Pick out each line with the word "written" from the material that follows.

(Saved entries)
----
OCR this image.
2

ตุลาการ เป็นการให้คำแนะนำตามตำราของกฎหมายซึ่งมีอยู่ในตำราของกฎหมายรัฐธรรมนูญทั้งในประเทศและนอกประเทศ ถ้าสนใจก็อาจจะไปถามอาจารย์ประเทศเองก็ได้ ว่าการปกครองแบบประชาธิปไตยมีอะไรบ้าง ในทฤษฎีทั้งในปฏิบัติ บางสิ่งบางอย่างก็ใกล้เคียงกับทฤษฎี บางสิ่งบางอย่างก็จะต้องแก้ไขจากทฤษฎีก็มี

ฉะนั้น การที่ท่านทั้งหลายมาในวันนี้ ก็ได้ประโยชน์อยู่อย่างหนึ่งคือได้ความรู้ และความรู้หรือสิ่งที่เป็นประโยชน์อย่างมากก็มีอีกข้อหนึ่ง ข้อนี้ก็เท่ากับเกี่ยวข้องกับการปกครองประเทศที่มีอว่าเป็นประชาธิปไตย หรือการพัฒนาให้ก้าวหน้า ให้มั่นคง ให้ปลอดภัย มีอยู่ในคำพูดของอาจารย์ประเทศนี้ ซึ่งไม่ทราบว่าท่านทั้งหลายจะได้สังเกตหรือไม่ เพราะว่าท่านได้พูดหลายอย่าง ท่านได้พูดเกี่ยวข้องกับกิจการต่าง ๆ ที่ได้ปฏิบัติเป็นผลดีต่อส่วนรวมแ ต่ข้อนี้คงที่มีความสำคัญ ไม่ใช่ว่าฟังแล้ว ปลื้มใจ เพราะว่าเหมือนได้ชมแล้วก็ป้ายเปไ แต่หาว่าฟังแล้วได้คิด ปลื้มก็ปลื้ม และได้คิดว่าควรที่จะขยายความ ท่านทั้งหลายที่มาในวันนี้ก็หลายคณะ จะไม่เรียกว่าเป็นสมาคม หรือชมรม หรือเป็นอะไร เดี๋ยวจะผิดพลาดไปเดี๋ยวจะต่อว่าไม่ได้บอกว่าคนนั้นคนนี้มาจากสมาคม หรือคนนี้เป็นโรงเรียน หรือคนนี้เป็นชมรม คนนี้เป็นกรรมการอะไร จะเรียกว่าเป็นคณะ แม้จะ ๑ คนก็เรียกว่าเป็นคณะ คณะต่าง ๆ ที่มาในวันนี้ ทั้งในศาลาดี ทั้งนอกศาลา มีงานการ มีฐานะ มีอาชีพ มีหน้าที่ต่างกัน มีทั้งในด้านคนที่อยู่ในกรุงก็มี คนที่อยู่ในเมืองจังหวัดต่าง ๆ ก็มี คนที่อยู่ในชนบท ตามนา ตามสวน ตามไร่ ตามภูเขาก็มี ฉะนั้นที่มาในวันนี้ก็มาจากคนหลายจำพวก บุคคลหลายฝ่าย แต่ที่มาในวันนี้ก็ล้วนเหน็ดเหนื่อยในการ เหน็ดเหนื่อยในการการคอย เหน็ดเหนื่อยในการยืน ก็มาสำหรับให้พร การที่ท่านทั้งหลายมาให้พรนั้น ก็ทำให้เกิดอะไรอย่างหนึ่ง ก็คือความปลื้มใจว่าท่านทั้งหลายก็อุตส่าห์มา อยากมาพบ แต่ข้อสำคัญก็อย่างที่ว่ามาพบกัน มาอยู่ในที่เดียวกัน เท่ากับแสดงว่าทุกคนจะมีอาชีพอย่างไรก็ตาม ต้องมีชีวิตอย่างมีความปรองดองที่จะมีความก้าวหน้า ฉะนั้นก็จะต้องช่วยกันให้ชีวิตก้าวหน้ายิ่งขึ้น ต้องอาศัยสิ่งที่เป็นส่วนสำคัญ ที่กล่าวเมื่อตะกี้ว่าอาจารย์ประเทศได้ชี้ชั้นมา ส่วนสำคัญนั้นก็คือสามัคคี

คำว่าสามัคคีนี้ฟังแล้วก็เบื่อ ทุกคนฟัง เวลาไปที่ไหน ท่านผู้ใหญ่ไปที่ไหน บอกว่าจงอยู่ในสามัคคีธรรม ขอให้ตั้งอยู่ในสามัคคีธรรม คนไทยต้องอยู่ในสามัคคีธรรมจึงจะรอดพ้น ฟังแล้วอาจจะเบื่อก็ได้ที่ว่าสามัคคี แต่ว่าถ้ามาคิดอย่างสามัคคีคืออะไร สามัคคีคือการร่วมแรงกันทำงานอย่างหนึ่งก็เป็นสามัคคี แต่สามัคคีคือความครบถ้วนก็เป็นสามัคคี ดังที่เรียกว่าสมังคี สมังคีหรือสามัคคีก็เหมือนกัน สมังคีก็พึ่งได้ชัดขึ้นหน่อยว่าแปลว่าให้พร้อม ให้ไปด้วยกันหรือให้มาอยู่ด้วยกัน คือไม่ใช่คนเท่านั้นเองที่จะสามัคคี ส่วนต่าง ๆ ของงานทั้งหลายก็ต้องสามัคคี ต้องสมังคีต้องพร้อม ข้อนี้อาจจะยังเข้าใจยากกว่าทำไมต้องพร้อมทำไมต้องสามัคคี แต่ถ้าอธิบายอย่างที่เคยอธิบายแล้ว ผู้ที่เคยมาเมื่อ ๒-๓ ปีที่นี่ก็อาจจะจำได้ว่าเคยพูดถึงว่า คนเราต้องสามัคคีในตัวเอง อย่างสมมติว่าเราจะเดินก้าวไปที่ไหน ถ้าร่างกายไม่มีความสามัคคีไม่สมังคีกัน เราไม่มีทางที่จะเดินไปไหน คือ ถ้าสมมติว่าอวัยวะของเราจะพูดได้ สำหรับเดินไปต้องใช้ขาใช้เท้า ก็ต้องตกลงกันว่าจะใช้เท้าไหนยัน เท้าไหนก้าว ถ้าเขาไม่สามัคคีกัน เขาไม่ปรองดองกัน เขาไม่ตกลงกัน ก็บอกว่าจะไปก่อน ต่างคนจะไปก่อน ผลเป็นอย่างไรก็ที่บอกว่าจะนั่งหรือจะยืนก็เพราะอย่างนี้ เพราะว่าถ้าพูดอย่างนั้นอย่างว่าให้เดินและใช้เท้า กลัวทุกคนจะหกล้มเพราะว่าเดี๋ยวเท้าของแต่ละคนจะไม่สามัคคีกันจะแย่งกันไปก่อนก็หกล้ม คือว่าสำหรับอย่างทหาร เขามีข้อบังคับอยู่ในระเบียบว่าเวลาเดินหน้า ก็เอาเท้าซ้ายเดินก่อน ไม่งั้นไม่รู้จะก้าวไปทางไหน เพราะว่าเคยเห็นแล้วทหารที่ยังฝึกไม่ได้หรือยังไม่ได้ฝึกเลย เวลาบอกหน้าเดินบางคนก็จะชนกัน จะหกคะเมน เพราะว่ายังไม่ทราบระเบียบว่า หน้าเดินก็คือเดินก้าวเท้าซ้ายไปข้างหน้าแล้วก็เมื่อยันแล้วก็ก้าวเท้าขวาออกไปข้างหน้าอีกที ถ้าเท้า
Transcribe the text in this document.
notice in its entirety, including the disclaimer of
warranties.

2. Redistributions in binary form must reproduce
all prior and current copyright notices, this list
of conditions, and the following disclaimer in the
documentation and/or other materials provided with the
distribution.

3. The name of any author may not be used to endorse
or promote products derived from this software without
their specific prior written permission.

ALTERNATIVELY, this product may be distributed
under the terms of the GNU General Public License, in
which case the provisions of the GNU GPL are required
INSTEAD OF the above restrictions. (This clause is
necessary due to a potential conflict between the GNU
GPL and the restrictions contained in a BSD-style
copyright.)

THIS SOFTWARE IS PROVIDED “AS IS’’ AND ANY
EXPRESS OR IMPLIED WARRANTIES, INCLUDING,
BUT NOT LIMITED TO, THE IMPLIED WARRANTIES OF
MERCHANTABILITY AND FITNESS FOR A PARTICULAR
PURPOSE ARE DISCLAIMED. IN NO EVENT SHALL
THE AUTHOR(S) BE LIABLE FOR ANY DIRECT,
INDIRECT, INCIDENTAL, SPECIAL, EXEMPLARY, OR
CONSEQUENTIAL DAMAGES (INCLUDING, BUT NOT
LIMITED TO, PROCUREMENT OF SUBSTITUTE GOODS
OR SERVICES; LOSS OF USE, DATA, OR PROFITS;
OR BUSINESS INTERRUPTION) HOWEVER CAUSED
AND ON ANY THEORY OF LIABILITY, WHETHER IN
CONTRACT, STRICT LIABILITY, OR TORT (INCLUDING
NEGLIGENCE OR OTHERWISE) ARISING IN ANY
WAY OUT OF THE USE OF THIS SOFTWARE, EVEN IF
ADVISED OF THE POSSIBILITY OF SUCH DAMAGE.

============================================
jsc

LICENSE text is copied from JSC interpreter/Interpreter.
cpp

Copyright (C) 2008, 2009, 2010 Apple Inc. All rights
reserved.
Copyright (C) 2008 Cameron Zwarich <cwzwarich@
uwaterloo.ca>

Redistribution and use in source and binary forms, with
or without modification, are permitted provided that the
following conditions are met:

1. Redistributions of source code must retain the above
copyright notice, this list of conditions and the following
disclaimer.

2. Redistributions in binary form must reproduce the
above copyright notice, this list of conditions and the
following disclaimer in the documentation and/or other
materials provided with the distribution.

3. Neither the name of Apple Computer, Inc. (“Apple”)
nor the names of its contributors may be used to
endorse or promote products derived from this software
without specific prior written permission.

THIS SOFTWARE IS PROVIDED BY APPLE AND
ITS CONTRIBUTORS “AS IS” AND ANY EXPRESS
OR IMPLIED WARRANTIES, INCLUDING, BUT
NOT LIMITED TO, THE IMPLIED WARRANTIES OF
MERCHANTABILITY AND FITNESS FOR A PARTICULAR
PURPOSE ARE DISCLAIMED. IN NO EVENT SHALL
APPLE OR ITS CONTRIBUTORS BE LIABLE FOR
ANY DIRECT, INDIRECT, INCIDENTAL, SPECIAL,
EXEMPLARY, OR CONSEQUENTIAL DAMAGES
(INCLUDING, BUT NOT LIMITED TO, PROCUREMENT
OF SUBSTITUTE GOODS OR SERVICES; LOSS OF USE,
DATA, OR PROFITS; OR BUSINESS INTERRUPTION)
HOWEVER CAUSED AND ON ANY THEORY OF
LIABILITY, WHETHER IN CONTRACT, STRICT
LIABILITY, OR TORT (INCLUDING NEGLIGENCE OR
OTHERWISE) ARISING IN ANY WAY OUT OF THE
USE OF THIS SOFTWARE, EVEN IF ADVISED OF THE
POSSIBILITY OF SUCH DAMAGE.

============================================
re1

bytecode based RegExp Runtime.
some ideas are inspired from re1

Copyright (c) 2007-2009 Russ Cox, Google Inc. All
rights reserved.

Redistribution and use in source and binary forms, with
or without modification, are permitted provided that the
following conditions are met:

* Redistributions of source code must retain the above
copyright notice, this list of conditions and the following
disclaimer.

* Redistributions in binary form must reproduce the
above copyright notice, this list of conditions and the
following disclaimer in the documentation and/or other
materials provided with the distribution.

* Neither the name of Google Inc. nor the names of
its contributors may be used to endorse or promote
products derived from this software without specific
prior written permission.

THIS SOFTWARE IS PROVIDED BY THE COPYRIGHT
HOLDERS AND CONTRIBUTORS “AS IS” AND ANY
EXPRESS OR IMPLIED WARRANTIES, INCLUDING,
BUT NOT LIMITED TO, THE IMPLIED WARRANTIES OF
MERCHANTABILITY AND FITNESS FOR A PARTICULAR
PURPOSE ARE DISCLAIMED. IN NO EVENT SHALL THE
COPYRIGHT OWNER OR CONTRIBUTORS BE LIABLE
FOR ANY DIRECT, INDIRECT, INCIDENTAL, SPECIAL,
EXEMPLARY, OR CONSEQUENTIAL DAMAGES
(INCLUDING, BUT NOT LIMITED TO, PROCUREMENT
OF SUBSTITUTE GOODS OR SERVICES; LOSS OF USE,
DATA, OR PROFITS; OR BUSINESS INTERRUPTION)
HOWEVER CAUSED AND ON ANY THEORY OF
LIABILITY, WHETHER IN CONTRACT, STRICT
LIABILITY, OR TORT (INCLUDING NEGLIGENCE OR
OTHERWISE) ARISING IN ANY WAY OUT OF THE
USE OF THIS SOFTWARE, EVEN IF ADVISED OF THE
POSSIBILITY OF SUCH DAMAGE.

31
----
ANSWER TO THIS TASK
their specific prior written permission.
without specific prior written permission.
prior written permission.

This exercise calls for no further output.